▶ _To be done_: Exclude the pictures, then copy all remaining records exactly.
——————————
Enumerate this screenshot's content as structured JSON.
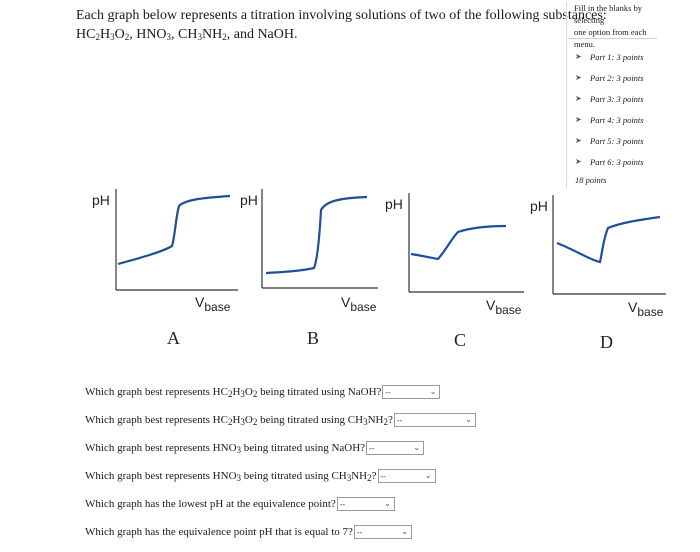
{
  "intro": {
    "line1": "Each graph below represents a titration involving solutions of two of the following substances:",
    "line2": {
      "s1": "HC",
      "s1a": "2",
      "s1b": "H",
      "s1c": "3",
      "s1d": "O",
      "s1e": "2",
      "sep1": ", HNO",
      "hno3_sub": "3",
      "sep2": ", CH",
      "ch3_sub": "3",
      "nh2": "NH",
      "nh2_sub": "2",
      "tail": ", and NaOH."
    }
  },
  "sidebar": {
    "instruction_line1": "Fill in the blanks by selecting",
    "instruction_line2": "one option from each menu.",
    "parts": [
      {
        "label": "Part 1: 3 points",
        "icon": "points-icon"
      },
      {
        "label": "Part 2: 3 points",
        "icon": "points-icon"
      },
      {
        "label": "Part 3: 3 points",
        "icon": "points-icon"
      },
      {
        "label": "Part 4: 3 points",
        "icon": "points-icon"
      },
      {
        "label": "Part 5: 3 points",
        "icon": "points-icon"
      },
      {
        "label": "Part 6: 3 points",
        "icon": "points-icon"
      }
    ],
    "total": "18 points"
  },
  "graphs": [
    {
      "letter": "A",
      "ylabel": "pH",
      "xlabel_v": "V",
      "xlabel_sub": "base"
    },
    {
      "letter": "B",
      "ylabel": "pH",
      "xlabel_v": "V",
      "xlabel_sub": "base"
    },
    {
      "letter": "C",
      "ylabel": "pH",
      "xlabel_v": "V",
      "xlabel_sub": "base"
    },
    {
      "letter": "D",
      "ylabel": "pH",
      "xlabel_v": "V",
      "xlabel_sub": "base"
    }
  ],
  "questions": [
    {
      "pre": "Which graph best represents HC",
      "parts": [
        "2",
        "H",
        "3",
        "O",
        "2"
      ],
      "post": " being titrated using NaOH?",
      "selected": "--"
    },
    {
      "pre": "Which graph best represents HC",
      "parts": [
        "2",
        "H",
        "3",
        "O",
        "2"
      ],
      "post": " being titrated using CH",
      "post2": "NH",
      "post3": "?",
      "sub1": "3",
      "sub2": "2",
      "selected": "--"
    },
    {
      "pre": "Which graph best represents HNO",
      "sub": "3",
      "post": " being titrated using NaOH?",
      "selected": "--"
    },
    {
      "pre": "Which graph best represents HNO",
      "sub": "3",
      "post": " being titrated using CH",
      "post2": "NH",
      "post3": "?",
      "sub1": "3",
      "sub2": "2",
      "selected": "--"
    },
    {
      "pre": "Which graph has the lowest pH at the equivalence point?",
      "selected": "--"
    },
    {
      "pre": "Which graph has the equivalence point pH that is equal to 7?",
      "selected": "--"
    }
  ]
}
——————————
▶ _Complete answer_:
Enumerate this screenshot's content as structured JSON.
{
  "intro": {
    "line1": "Each graph below represents a titration involving solutions of two of the following substances:",
    "line2": {
      "s1": "HC",
      "s1a": "2",
      "s1b": "H",
      "s1c": "3",
      "s1d": "O",
      "s1e": "2",
      "sep1": ", HNO",
      "hno3_sub": "3",
      "sep2": ", CH",
      "ch3_sub": "3",
      "nh2": "NH",
      "nh2_sub": "2",
      "tail": ", and NaOH."
    }
  },
  "sidebar": {
    "instruction_line1": "Fill in the blanks by selecting",
    "instruction_line2": "one option from each menu.",
    "parts": [
      {
        "label": "Part 1: 3 points",
        "icon": "points-icon"
      },
      {
        "label": "Part 2: 3 points",
        "icon": "points-icon"
      },
      {
        "label": "Part 3: 3 points",
        "icon": "points-icon"
      },
      {
        "label": "Part 4: 3 points",
        "icon": "points-icon"
      },
      {
        "label": "Part 5: 3 points",
        "icon": "points-icon"
      },
      {
        "label": "Part 6: 3 points",
        "icon": "points-icon"
      }
    ],
    "total": "18 points"
  },
  "graphs": [
    {
      "letter": "A",
      "ylabel": "pH",
      "xlabel_v": "V",
      "xlabel_sub": "base"
    },
    {
      "letter": "B",
      "ylabel": "pH",
      "xlabel_v": "V",
      "xlabel_sub": "base"
    },
    {
      "letter": "C",
      "ylabel": "pH",
      "xlabel_v": "V",
      "xlabel_sub": "base"
    },
    {
      "letter": "D",
      "ylabel": "pH",
      "xlabel_v": "V",
      "xlabel_sub": "base"
    }
  ],
  "questions": [
    {
      "pre": "Which graph best represents HC",
      "parts": [
        "2",
        "H",
        "3",
        "O",
        "2"
      ],
      "post": " being titrated using NaOH?",
      "selected": "--"
    },
    {
      "pre": "Which graph best represents HC",
      "parts": [
        "2",
        "H",
        "3",
        "O",
        "2"
      ],
      "post": " being titrated using CH",
      "post2": "NH",
      "post3": "?",
      "sub1": "3",
      "sub2": "2",
      "selected": "--"
    },
    {
      "pre": "Which graph best represents HNO",
      "sub": "3",
      "post": " being titrated using NaOH?",
      "selected": "--"
    },
    {
      "pre": "Which graph best represents HNO",
      "sub": "3",
      "post": " being titrated using CH",
      "post2": "NH",
      "post3": "?",
      "sub1": "3",
      "sub2": "2",
      "selected": "--"
    },
    {
      "pre": "Which graph has the lowest pH at the equivalence point?",
      "selected": "--"
    },
    {
      "pre": "Which graph has the equivalence point pH that is equal to 7?",
      "selected": "--"
    }
  ]
}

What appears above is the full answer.